• Stated goal
State how many lines of the entries include the string "structured", please, leaving out everything but the number.

• Exercise material
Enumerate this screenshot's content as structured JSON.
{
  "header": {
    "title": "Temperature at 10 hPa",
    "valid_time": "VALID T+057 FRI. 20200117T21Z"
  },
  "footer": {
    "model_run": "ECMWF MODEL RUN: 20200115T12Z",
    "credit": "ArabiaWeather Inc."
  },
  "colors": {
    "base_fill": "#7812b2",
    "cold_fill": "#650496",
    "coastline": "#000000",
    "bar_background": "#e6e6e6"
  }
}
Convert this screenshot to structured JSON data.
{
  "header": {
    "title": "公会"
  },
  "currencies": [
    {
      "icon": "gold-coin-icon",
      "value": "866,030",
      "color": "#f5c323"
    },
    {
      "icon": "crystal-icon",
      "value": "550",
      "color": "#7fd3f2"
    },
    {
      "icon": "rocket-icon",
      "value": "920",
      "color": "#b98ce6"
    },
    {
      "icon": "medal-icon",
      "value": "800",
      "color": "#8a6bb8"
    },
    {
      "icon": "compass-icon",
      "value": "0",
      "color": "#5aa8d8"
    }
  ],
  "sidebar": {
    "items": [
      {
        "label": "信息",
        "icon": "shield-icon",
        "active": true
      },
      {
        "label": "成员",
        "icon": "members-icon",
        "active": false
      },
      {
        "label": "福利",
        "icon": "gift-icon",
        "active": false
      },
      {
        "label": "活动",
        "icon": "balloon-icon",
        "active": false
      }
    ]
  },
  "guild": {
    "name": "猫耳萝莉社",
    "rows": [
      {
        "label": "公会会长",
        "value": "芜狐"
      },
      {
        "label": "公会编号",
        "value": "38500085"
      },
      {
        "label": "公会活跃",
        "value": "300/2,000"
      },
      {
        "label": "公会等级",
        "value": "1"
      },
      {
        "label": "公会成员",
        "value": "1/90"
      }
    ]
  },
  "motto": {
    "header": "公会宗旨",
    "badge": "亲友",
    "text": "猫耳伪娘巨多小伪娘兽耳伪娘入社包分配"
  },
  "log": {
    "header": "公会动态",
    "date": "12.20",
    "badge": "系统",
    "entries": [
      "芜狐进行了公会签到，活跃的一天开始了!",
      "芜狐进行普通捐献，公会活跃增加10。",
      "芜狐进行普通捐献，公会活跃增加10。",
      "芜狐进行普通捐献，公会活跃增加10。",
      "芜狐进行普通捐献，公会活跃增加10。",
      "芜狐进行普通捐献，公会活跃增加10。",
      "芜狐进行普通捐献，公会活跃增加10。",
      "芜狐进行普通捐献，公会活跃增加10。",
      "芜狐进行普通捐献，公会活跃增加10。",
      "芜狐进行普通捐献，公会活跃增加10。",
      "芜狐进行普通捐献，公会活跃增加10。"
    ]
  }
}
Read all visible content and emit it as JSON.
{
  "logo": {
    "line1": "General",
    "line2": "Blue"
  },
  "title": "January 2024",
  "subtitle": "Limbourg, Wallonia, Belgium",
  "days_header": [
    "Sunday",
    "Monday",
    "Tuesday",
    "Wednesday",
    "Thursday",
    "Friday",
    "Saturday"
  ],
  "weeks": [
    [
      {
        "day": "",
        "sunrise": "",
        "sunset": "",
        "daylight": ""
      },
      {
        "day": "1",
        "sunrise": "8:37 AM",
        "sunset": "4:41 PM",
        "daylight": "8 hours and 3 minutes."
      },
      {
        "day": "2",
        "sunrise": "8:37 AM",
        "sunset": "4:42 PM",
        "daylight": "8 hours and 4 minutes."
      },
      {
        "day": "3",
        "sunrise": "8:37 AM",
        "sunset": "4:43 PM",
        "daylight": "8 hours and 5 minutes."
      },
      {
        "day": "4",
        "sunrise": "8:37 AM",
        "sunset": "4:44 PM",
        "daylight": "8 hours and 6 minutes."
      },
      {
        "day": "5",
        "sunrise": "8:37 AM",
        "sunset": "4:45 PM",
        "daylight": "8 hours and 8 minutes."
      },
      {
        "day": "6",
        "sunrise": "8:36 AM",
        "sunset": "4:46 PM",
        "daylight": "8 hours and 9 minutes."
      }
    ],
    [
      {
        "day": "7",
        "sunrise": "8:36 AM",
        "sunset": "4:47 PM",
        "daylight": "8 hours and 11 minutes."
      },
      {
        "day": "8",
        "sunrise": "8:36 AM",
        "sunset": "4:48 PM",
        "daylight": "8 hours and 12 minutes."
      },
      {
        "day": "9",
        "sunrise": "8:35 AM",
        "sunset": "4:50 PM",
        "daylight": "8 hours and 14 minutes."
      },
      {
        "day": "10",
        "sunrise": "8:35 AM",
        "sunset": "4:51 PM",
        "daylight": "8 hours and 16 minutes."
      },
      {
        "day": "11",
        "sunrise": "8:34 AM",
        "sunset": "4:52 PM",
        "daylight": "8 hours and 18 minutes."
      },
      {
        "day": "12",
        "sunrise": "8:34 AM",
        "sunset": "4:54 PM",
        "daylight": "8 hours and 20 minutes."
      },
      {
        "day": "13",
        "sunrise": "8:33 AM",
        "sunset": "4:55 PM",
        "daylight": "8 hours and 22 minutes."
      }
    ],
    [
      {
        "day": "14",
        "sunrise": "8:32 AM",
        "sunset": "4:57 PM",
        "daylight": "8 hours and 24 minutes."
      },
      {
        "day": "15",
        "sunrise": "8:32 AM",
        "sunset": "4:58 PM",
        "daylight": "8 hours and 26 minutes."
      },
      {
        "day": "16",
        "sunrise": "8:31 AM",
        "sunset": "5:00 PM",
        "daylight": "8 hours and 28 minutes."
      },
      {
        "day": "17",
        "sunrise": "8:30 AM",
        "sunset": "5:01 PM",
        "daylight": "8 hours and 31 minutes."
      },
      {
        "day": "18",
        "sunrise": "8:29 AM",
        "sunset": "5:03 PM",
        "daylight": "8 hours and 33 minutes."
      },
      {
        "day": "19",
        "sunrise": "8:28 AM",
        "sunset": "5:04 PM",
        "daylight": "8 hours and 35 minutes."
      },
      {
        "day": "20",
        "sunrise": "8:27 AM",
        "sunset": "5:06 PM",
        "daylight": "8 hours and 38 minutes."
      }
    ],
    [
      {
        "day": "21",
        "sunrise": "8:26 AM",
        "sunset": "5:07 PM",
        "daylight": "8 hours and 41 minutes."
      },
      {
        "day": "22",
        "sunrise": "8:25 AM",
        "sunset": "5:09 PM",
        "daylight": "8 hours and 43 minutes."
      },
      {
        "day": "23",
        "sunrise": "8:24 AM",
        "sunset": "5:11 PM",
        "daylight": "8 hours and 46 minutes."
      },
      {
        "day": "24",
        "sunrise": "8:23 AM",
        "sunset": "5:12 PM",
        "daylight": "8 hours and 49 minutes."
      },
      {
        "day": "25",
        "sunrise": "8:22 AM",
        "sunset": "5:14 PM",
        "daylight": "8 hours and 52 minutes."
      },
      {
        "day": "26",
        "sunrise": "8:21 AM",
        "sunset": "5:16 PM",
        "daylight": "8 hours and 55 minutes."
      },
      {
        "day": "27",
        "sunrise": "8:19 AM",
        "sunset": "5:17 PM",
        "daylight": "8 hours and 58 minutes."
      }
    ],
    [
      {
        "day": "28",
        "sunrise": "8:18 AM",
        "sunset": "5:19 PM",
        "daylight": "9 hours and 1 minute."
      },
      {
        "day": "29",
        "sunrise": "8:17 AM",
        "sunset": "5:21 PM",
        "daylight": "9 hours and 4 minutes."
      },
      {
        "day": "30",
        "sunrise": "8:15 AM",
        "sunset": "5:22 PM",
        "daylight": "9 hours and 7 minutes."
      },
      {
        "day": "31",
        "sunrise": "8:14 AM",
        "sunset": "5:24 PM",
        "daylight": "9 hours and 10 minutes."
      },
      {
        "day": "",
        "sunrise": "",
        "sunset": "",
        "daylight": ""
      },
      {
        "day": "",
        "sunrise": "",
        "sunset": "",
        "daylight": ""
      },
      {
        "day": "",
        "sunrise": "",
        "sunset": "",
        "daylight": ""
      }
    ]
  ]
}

• Answer for the task
2